- _Stated task_
Extract the listing below in full, unchanged.

- _Task data_
#####

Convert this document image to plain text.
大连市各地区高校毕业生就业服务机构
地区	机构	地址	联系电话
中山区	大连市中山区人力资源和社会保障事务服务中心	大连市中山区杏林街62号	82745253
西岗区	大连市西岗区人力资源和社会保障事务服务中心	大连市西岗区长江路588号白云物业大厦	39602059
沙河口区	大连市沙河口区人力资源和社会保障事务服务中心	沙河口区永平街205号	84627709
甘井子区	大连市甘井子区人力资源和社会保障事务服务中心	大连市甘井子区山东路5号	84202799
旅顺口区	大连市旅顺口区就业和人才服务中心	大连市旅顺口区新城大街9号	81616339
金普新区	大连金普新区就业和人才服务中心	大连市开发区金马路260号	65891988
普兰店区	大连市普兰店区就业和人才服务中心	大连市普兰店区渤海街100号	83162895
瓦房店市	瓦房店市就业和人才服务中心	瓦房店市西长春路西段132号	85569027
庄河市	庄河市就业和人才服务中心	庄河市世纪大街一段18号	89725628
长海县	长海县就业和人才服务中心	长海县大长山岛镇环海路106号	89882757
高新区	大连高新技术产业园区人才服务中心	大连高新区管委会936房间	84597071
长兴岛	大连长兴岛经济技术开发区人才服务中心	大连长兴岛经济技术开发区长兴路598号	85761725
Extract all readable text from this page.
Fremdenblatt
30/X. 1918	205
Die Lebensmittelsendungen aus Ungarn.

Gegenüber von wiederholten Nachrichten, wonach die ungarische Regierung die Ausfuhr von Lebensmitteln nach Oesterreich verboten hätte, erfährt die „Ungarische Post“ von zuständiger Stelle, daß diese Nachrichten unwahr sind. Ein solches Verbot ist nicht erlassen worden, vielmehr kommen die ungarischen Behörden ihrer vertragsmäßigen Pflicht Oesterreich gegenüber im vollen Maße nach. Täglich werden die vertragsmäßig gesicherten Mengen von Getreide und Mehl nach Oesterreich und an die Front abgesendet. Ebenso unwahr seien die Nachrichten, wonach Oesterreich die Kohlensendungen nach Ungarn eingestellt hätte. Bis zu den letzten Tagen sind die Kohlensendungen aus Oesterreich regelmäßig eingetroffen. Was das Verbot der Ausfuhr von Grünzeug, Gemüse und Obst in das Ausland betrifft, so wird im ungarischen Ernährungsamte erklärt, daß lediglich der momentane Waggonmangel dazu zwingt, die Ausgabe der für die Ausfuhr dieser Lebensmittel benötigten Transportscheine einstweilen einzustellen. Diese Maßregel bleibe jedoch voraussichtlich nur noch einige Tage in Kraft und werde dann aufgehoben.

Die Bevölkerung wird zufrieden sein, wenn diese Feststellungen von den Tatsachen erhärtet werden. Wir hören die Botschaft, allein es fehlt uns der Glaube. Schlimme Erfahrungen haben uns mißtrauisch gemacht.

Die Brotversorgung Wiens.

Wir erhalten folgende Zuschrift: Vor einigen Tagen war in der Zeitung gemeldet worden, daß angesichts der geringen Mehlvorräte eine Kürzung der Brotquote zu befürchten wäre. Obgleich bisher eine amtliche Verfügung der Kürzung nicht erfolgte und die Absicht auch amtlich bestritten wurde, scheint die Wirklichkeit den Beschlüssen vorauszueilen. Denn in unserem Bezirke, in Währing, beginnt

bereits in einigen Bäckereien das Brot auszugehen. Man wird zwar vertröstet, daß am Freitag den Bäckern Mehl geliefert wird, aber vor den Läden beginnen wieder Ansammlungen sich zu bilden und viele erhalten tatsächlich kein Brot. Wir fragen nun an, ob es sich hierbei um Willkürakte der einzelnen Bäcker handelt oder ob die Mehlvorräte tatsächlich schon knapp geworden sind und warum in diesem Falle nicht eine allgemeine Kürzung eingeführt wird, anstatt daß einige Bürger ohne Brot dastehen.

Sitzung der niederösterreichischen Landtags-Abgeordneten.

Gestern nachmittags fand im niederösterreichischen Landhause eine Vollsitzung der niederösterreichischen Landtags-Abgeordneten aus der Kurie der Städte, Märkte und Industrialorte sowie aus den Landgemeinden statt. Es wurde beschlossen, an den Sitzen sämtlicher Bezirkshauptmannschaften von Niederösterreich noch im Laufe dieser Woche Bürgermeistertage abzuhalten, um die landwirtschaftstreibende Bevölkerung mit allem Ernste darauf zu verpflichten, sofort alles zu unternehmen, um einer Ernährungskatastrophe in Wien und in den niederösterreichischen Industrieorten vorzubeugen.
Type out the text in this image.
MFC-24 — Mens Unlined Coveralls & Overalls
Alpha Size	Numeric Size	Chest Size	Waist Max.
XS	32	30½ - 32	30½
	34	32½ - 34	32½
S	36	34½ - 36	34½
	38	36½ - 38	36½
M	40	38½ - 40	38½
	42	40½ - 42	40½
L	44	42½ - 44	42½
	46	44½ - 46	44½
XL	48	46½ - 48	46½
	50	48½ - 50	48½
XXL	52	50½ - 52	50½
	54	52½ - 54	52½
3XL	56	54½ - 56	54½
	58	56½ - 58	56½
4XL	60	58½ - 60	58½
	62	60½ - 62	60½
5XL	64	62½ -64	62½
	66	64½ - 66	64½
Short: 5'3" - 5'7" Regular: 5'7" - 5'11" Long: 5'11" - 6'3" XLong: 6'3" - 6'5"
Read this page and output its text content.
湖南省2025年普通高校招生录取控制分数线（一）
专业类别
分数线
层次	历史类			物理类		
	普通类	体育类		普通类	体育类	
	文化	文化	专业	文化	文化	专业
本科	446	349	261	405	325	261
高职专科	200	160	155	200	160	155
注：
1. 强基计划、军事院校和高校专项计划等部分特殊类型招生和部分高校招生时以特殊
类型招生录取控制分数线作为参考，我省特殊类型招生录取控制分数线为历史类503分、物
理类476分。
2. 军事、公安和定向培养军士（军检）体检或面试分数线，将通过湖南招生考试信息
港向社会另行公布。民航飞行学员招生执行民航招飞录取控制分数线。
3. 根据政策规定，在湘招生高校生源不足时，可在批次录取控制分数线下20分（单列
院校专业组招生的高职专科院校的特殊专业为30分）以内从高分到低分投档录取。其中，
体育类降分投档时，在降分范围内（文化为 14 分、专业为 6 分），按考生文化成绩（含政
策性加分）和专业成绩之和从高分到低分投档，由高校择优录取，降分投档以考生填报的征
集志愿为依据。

#####

- _Exercise response_
Convert this document image to plain text.
大连市各地区高校毕业生就业服务机构
地区	机构	地址	联系电话
中山区	大连市中山区人力资源和社会保障事务服务中心	大连市中山区杏林街62号	82745253
西岗区	大连市西岗区人力资源和社会保障事务服务中心	大连市西岗区长江路588号白云物业大厦	39602059
沙河口区	大连市沙河口区人力资源和社会保障事务服务中心	沙河口区永平街205号	84627709
甘井子区	大连市甘井子区人力资源和社会保障事务服务中心	大连市甘井子区山东路5号	84202799
旅顺口区	大连市旅顺口区就业和人才服务中心	大连市旅顺口区新城大街9号	81616339
金普新区	大连金普新区就业和人才服务中心	大连市开发区金马路260号	65891988
普兰店区	大连市普兰店区就业和人才服务中心	大连市普兰店区渤海街100号	83162895
瓦房店市	瓦房店市就业和人才服务中心	瓦房店市西长春路西段132号	85569027
庄河市	庄河市就业和人才服务中心	庄河市世纪大街一段18号	89725628
长海县	长海县就业和人才服务中心	长海县大长山岛镇环海路106号	89882757
高新区	大连高新技术产业园区人才服务中心	大连高新区管委会936房间	84597071
长兴岛	大连长兴岛经济技术开发区人才服务中心	大连长兴岛经济技术开发区长兴路598号	85761725
Extract all readable text from this page.
Fremdenblatt
30/X. 1918	205
Die Lebensmittelsendungen aus Ungarn.

Gegenüber von wiederholten Nachrichten, wonach die ungarische Regierung die Ausfuhr von Lebensmitteln nach Oesterreich verboten hätte, erfährt die „Ungarische Post“ von zuständiger Stelle, daß diese Nachrichten unwahr sind. Ein solches Verbot ist nicht erlassen worden, vielmehr kommen die ungarischen Behörden ihrer vertragsmäßigen Pflicht Oesterreich gegenüber im vollen Maße nach. Täglich werden die vertragsmäßig gesicherten Mengen von Getreide und Mehl nach Oesterreich und an die Front abgesendet. Ebenso unwahr seien die Nachrichten, wonach Oesterreich die Kohlensendungen nach Ungarn eingestellt hätte. Bis zu den letzten Tagen sind die Kohlensendungen aus Oesterreich regelmäßig eingetroffen. Was das Verbot der Ausfuhr von Grünzeug, Gemüse und Obst in das Ausland betrifft, so wird im ungarischen Ernährungsamte erklärt, daß lediglich der momentane Waggonmangel dazu zwingt, die Ausgabe der für die Ausfuhr dieser Lebensmittel benötigten Transportscheine einstweilen einzustellen. Diese Maßregel bleibe jedoch voraussichtlich nur noch einige Tage in Kraft und werde dann aufgehoben.

Die Bevölkerung wird zufrieden sein, wenn diese Feststellungen von den Tatsachen erhärtet werden. Wir hören die Botschaft, allein es fehlt uns der Glaube. Schlimme Erfahrungen haben uns mißtrauisch gemacht.

Die Brotversorgung Wiens.

Wir erhalten folgende Zuschrift: Vor einigen Tagen war in der Zeitung gemeldet worden, daß angesichts der geringen Mehlvorräte eine Kürzung der Brotquote zu befürchten wäre. Obgleich bisher eine amtliche Verfügung der Kürzung nicht erfolgte und die Absicht auch amtlich bestritten wurde, scheint die Wirklichkeit den Beschlüssen vorauszueilen. Denn in unserem Bezirke, in Währing, beginnt

bereits in einigen Bäckereien das Brot auszugehen. Man wird zwar vertröstet, daß am Freitag den Bäckern Mehl geliefert wird, aber vor den Läden beginnen wieder Ansammlungen sich zu bilden und viele erhalten tatsächlich kein Brot. Wir fragen nun an, ob es sich hierbei um Willkürakte der einzelnen Bäcker handelt oder ob die Mehlvorräte tatsächlich schon knapp geworden sind und warum in diesem Falle nicht eine allgemeine Kürzung eingeführt wird, anstatt daß einige Bürger ohne Brot dastehen.

Sitzung der niederösterreichischen Landtags-Abgeordneten.

Gestern nachmittags fand im niederösterreichischen Landhause eine Vollsitzung der niederösterreichischen Landtags-Abgeordneten aus der Kurie der Städte, Märkte und Industrialorte sowie aus den Landgemeinden statt. Es wurde beschlossen, an den Sitzen sämtlicher Bezirkshauptmannschaften von Niederösterreich noch im Laufe dieser Woche Bürgermeistertage abzuhalten, um die landwirtschaftstreibende Bevölkerung mit allem Ernste darauf zu verpflichten, sofort alles zu unternehmen, um einer Ernährungskatastrophe in Wien und in den niederösterreichischen Industrieorten vorzubeugen.
Type out the text in this image.
MFC-24 — Mens Unlined Coveralls & Overalls
Alpha Size	Numeric Size	Chest Size	Waist Max.
XS	32	30½ - 32	30½
	34	32½ - 34	32½
S	36	34½ - 36	34½
	38	36½ - 38	36½
M	40	38½ - 40	38½
	42	40½ - 42	40½
L	44	42½ - 44	42½
	46	44½ - 46	44½
XL	48	46½ - 48	46½
	50	48½ - 50	48½
XXL	52	50½ - 52	50½
	54	52½ - 54	52½
3XL	56	54½ - 56	54½
	58	56½ - 58	56½
4XL	60	58½ - 60	58½
	62	60½ - 62	60½
5XL	64	62½ -64	62½
	66	64½ - 66	64½
Short: 5'3" - 5'7" Regular: 5'7" - 5'11" Long: 5'11" - 6'3" XLong: 6'3" - 6'5"
Read this page and output its text content.
湖南省2025年普通高校招生录取控制分数线（一）
专业类别
分数线
层次	历史类			物理类		
	普通类	体育类		普通类	体育类	
	文化	文化	专业	文化	文化	专业
本科	446	349	261	405	325	261
高职专科	200	160	155	200	160	155
注：
1. 强基计划、军事院校和高校专项计划等部分特殊类型招生和部分高校招生时以特殊
类型招生录取控制分数线作为参考，我省特殊类型招生录取控制分数线为历史类503分、物
理类476分。
2. 军事、公安和定向培养军士（军检）体检或面试分数线，将通过湖南招生考试信息
港向社会另行公布。民航飞行学员招生执行民航招飞录取控制分数线。
3. 根据政策规定，在湘招生高校生源不足时，可在批次录取控制分数线下20分（单列
院校专业组招生的高职专科院校的特殊专业为30分）以内从高分到低分投档录取。其中，
体育类降分投档时，在降分范围内（文化为 14 分、专业为 6 分），按考生文化成绩（含政
策性加分）和专业成绩之和从高分到低分投档，由高校择优录取，降分投档以考生填报的征
集志愿为依据。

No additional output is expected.